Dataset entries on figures
================
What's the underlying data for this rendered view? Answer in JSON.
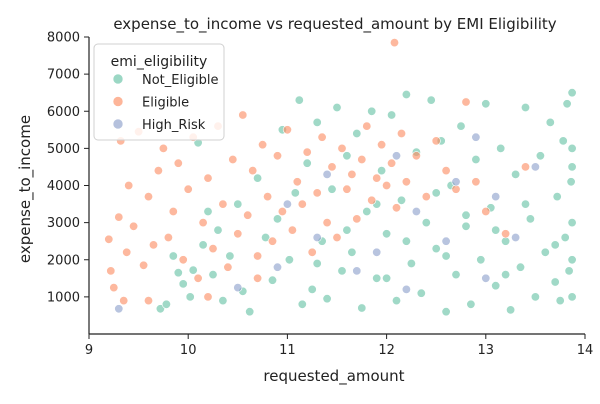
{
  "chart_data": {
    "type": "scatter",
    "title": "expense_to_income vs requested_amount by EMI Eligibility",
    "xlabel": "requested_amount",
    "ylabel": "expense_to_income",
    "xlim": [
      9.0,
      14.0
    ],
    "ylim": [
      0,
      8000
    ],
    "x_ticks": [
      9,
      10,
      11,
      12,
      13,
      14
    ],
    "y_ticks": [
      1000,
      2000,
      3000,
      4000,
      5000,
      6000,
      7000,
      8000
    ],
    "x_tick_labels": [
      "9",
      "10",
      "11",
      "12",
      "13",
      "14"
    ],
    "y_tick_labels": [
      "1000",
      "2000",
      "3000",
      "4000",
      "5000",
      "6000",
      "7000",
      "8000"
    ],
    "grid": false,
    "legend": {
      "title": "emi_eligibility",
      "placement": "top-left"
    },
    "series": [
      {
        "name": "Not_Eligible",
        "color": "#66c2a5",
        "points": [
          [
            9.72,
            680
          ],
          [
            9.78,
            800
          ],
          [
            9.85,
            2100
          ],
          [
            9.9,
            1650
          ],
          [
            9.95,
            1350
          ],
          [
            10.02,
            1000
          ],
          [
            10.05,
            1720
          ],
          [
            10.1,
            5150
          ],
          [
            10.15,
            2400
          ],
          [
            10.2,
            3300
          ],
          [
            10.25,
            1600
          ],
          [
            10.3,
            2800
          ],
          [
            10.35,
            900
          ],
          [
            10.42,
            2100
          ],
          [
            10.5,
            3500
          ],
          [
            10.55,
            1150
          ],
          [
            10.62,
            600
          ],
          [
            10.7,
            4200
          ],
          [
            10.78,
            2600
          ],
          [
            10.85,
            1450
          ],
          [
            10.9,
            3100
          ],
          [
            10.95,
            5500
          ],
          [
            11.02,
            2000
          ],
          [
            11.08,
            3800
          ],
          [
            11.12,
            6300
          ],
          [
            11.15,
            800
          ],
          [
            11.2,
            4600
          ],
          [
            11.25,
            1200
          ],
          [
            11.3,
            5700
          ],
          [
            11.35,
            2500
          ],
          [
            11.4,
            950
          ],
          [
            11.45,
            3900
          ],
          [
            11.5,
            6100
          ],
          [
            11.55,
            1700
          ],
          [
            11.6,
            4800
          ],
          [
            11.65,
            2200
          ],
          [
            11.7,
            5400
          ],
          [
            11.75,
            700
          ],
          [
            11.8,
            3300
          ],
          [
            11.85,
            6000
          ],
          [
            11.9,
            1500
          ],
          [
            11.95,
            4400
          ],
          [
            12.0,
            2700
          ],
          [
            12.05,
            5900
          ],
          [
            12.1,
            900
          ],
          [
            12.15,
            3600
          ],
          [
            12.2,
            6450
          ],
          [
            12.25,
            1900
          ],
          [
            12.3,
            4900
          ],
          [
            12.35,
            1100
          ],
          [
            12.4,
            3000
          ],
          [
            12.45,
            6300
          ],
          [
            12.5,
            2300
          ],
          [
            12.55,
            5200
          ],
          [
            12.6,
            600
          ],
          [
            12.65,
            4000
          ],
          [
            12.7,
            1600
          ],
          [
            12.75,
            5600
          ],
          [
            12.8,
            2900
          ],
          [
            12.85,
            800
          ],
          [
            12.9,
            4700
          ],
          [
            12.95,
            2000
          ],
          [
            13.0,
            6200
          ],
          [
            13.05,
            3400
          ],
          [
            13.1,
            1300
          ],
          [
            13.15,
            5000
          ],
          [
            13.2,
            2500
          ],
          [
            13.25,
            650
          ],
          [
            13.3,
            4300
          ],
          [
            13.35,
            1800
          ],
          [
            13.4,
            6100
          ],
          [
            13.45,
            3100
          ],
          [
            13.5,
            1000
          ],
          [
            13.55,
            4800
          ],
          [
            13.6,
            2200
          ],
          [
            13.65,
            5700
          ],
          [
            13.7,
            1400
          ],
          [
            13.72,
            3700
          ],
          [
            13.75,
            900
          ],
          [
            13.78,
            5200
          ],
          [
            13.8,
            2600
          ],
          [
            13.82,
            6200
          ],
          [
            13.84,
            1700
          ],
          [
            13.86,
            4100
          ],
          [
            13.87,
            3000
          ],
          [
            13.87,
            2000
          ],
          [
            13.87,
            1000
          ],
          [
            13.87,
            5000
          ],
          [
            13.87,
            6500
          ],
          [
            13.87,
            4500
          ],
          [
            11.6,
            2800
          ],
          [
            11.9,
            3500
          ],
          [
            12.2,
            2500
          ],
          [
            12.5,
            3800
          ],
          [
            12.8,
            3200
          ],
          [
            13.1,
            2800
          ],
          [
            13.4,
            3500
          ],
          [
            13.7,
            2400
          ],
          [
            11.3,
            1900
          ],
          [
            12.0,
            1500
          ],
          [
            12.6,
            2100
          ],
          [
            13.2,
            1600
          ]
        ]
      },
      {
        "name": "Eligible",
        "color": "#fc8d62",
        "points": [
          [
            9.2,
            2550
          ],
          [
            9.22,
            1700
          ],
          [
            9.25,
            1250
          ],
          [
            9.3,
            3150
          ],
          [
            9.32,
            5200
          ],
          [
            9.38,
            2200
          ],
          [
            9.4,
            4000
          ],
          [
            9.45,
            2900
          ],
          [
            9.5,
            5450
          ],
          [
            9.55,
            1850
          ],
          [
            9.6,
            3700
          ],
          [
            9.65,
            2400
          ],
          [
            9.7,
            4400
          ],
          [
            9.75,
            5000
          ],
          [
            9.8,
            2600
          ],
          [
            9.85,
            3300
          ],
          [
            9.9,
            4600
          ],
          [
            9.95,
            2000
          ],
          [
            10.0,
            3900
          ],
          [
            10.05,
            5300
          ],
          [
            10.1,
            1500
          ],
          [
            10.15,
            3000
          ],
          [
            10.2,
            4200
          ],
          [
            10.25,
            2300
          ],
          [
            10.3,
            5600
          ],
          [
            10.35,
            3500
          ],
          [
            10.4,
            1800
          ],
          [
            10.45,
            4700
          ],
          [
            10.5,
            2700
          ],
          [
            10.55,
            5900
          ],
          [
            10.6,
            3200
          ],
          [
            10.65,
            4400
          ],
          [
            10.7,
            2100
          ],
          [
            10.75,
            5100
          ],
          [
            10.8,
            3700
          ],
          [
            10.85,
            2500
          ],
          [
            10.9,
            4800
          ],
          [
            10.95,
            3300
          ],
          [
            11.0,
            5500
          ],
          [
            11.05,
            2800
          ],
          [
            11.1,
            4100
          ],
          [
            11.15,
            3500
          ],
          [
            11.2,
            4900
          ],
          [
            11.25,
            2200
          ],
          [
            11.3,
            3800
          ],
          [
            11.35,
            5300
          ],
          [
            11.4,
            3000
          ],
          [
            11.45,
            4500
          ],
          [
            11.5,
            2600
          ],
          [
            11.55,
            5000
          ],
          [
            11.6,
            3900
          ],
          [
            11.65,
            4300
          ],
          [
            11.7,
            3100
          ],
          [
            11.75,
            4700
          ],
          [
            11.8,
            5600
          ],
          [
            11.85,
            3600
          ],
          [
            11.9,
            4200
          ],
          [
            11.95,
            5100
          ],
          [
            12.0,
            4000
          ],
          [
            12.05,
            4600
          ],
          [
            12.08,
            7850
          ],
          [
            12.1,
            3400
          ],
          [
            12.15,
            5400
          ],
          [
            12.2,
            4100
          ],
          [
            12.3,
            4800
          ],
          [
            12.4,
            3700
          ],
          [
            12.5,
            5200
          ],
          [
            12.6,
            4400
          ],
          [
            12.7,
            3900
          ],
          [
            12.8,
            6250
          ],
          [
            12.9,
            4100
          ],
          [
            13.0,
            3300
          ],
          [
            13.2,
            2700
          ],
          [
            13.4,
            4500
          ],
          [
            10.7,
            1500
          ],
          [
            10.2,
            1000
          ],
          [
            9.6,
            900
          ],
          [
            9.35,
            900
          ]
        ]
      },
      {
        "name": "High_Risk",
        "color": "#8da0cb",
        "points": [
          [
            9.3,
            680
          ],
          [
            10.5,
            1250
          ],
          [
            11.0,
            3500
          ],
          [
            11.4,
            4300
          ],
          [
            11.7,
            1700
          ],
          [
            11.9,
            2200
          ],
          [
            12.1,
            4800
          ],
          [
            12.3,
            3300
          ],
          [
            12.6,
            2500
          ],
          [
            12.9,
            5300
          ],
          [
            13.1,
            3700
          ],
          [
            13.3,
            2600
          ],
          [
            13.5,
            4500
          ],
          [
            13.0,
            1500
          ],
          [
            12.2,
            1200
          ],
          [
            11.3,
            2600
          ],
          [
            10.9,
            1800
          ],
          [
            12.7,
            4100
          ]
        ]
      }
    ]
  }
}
================
Exercise prompt:
Copy out all lines from the material above that contain the string "title".

Reply:
    "title": "expense_to_income vs requested_amount by EMI Eligibility",
      "title": "emi_eligibility",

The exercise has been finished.